═══ Extracted entries

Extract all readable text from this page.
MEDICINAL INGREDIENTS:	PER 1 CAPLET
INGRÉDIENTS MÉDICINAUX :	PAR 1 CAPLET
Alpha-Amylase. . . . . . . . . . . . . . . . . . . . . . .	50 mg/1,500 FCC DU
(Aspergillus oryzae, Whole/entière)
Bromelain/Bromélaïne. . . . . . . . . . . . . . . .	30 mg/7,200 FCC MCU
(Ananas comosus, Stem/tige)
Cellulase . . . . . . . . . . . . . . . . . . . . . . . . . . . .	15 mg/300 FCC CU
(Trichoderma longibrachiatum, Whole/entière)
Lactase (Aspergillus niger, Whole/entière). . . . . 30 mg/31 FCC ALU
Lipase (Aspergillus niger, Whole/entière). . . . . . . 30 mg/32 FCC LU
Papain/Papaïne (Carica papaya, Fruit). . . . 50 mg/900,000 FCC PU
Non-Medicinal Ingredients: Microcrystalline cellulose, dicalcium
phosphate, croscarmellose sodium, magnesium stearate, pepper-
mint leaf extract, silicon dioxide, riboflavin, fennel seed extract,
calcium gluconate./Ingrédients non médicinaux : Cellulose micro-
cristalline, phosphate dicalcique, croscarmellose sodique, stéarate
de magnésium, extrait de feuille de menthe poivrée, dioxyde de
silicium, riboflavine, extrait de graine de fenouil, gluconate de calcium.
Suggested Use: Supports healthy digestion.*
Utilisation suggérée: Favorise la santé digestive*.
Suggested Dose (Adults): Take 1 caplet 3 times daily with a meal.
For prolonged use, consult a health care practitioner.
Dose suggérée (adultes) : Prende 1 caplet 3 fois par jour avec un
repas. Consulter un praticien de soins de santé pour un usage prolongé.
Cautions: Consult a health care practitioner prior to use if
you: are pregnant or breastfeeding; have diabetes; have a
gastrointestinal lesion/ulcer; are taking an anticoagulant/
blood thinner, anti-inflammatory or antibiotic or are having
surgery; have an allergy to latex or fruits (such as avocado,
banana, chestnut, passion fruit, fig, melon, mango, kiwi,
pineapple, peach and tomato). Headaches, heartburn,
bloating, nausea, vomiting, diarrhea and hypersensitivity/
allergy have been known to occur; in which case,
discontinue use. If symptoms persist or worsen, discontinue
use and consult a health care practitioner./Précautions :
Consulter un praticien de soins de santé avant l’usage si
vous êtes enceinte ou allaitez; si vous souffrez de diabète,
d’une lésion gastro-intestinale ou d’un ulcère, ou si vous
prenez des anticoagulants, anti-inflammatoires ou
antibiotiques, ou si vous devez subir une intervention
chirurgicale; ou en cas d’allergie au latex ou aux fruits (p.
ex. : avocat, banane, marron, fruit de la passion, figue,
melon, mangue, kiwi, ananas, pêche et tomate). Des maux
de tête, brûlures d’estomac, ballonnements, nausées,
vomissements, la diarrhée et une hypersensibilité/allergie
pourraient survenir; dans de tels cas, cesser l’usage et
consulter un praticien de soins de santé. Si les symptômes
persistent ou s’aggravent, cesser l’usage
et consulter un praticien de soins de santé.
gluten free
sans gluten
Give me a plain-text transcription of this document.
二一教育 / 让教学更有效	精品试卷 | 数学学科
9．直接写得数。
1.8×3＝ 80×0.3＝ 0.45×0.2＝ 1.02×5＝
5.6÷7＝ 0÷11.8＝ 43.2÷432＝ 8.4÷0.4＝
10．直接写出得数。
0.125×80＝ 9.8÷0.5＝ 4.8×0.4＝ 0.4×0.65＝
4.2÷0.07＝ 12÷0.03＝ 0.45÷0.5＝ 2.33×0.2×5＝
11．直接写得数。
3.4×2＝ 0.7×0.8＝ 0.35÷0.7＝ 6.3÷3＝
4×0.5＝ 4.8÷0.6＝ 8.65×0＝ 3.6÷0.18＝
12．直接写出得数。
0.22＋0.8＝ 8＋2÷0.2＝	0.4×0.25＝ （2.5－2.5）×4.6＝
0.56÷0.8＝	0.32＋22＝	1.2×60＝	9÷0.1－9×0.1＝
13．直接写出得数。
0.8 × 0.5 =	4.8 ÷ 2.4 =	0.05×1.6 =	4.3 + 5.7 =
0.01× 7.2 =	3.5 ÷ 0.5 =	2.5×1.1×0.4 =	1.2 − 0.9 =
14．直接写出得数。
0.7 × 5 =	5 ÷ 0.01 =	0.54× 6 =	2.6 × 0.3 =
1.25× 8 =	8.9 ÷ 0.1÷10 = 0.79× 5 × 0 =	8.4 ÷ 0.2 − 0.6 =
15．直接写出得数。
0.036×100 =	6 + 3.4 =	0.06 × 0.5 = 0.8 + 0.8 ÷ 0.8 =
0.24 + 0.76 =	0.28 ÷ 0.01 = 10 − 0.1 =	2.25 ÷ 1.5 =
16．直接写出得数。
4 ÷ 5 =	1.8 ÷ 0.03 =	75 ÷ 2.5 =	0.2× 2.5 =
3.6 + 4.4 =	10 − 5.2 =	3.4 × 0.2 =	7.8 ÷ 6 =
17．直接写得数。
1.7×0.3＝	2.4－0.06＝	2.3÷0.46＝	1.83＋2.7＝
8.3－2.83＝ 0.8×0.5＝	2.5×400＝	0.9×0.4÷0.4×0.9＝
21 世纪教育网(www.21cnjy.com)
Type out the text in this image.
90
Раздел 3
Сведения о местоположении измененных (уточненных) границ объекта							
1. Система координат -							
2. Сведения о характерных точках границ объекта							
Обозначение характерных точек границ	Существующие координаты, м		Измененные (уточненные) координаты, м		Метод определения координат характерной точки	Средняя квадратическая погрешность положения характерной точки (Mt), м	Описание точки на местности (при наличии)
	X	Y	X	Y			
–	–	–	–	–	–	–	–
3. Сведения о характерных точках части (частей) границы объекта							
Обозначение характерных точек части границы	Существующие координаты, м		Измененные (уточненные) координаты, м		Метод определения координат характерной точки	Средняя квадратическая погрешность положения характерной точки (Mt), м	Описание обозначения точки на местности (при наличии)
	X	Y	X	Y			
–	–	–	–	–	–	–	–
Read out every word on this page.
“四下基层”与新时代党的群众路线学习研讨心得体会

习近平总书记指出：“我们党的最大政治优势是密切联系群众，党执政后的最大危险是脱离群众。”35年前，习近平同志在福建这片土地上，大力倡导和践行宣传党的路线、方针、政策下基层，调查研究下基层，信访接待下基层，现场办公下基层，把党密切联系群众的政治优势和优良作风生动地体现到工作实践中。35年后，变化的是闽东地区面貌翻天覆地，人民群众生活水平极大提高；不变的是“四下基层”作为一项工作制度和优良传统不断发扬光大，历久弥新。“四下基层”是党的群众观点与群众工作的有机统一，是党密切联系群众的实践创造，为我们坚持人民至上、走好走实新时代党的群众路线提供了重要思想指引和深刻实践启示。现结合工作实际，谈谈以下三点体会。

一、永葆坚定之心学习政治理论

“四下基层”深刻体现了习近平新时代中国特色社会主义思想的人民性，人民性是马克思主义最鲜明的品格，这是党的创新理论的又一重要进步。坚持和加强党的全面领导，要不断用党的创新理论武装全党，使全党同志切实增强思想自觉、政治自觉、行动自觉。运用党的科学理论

══════

Aim of the task:
Take the entries above and transcribe them in full.

Finished answer:
Extract all readable text from this page.
MEDICINAL INGREDIENTS:	PER 1 CAPLET
INGRÉDIENTS MÉDICINAUX :	PAR 1 CAPLET
Alpha-Amylase. . . . . . . . . . . . . . . . . . . . . . .	50 mg/1,500 FCC DU
(Aspergillus oryzae, Whole/entière)
Bromelain/Bromélaïne. . . . . . . . . . . . . . . .	30 mg/7,200 FCC MCU
(Ananas comosus, Stem/tige)
Cellulase . . . . . . . . . . . . . . . . . . . . . . . . . . . .	15 mg/300 FCC CU
(Trichoderma longibrachiatum, Whole/entière)
Lactase (Aspergillus niger, Whole/entière). . . . . 30 mg/31 FCC ALU
Lipase (Aspergillus niger, Whole/entière). . . . . . . 30 mg/32 FCC LU
Papain/Papaïne (Carica papaya, Fruit). . . . 50 mg/900,000 FCC PU
Non-Medicinal Ingredients: Microcrystalline cellulose, dicalcium
phosphate, croscarmellose sodium, magnesium stearate, pepper-
mint leaf extract, silicon dioxide, riboflavin, fennel seed extract,
calcium gluconate./Ingrédients non médicinaux : Cellulose micro-
cristalline, phosphate dicalcique, croscarmellose sodique, stéarate
de magnésium, extrait de feuille de menthe poivrée, dioxyde de
silicium, riboflavine, extrait de graine de fenouil, gluconate de calcium.
Suggested Use: Supports healthy digestion.*
Utilisation suggérée: Favorise la santé digestive*.
Suggested Dose (Adults): Take 1 caplet 3 times daily with a meal.
For prolonged use, consult a health care practitioner.
Dose suggérée (adultes) : Prende 1 caplet 3 fois par jour avec un
repas. Consulter un praticien de soins de santé pour un usage prolongé.
Cautions: Consult a health care practitioner prior to use if
you: are pregnant or breastfeeding; have diabetes; have a
gastrointestinal lesion/ulcer; are taking an anticoagulant/
blood thinner, anti-inflammatory or antibiotic or are having
surgery; have an allergy to latex or fruits (such as avocado,
banana, chestnut, passion fruit, fig, melon, mango, kiwi,
pineapple, peach and tomato). Headaches, heartburn,
bloating, nausea, vomiting, diarrhea and hypersensitivity/
allergy have been known to occur; in which case,
discontinue use. If symptoms persist or worsen, discontinue
use and consult a health care practitioner./Précautions :
Consulter un praticien de soins de santé avant l’usage si
vous êtes enceinte ou allaitez; si vous souffrez de diabète,
d’une lésion gastro-intestinale ou d’un ulcère, ou si vous
prenez des anticoagulants, anti-inflammatoires ou
antibiotiques, ou si vous devez subir une intervention
chirurgicale; ou en cas d’allergie au latex ou aux fruits (p.
ex. : avocat, banane, marron, fruit de la passion, figue,
melon, mangue, kiwi, ananas, pêche et tomate). Des maux
de tête, brûlures d’estomac, ballonnements, nausées,
vomissements, la diarrhée et une hypersensibilité/allergie
pourraient survenir; dans de tels cas, cesser l’usage et
consulter un praticien de soins de santé. Si les symptômes
persistent ou s’aggravent, cesser l’usage
et consulter un praticien de soins de santé.
gluten free
sans gluten
Give me a plain-text transcription of this document.
二一教育 / 让教学更有效	精品试卷 | 数学学科
9．直接写得数。
1.8×3＝ 80×0.3＝ 0.45×0.2＝ 1.02×5＝
5.6÷7＝ 0÷11.8＝ 43.2÷432＝ 8.4÷0.4＝
10．直接写出得数。
0.125×80＝ 9.8÷0.5＝ 4.8×0.4＝ 0.4×0.65＝
4.2÷0.07＝ 12÷0.03＝ 0.45÷0.5＝ 2.33×0.2×5＝
11．直接写得数。
3.4×2＝ 0.7×0.8＝ 0.35÷0.7＝ 6.3÷3＝
4×0.5＝ 4.8÷0.6＝ 8.65×0＝ 3.6÷0.18＝
12．直接写出得数。
0.22＋0.8＝ 8＋2÷0.2＝	0.4×0.25＝ （2.5－2.5）×4.6＝
0.56÷0.8＝	0.32＋22＝	1.2×60＝	9÷0.1－9×0.1＝
13．直接写出得数。
0.8 × 0.5 =	4.8 ÷ 2.4 =	0.05×1.6 =	4.3 + 5.7 =
0.01× 7.2 =	3.5 ÷ 0.5 =	2.5×1.1×0.4 =	1.2 − 0.9 =
14．直接写出得数。
0.7 × 5 =	5 ÷ 0.01 =	0.54× 6 =	2.6 × 0.3 =
1.25× 8 =	8.9 ÷ 0.1÷10 = 0.79× 5 × 0 =	8.4 ÷ 0.2 − 0.6 =
15．直接写出得数。
0.036×100 =	6 + 3.4 =	0.06 × 0.5 = 0.8 + 0.8 ÷ 0.8 =
0.24 + 0.76 =	0.28 ÷ 0.01 = 10 − 0.1 =	2.25 ÷ 1.5 =
16．直接写出得数。
4 ÷ 5 =	1.8 ÷ 0.03 =	75 ÷ 2.5 =	0.2× 2.5 =
3.6 + 4.4 =	10 − 5.2 =	3.4 × 0.2 =	7.8 ÷ 6 =
17．直接写得数。
1.7×0.3＝	2.4－0.06＝	2.3÷0.46＝	1.83＋2.7＝
8.3－2.83＝ 0.8×0.5＝	2.5×400＝	0.9×0.4÷0.4×0.9＝
21 世纪教育网(www.21cnjy.com)
Type out the text in this image.
90
Раздел 3
Сведения о местоположении измененных (уточненных) границ объекта							
1. Система координат -							
2. Сведения о характерных точках границ объекта							
Обозначение характерных точек границ	Существующие координаты, м		Измененные (уточненные) координаты, м		Метод определения координат характерной точки	Средняя квадратическая погрешность положения характерной точки (Mt), м	Описание точки на местности (при наличии)
	X	Y	X	Y			
–	–	–	–	–	–	–	–
3. Сведения о характерных точках части (частей) границы объекта							
Обозначение характерных точек части границы	Существующие координаты, м		Измененные (уточненные) координаты, м		Метод определения координат характерной точки	Средняя квадратическая погрешность положения характерной точки (Mt), м	Описание обозначения точки на местности (при наличии)
	X	Y	X	Y			
–	–	–	–	–	–	–	–
Read out every word on this page.
“四下基层”与新时代党的群众路线学习研讨心得体会

习近平总书记指出：“我们党的最大政治优势是密切联系群众，党执政后的最大危险是脱离群众。”35年前，习近平同志在福建这片土地上，大力倡导和践行宣传党的路线、方针、政策下基层，调查研究下基层，信访接待下基层，现场办公下基层，把党密切联系群众的政治优势和优良作风生动地体现到工作实践中。35年后，变化的是闽东地区面貌翻天覆地，人民群众生活水平极大提高；不变的是“四下基层”作为一项工作制度和优良传统不断发扬光大，历久弥新。“四下基层”是党的群众观点与群众工作的有机统一，是党密切联系群众的实践创造，为我们坚持人民至上、走好走实新时代党的群众路线提供了重要思想指引和深刻实践启示。现结合工作实际，谈谈以下三点体会。

一、永葆坚定之心学习政治理论

“四下基层”深刻体现了习近平新时代中国特色社会主义思想的人民性，人民性是马克思主义最鲜明的品格，这是党的创新理论的又一重要进步。坚持和加强党的全面领导，要不断用党的创新理论武装全党，使全党同志切实增强思想自觉、政治自觉、行动自觉。运用党的科学理论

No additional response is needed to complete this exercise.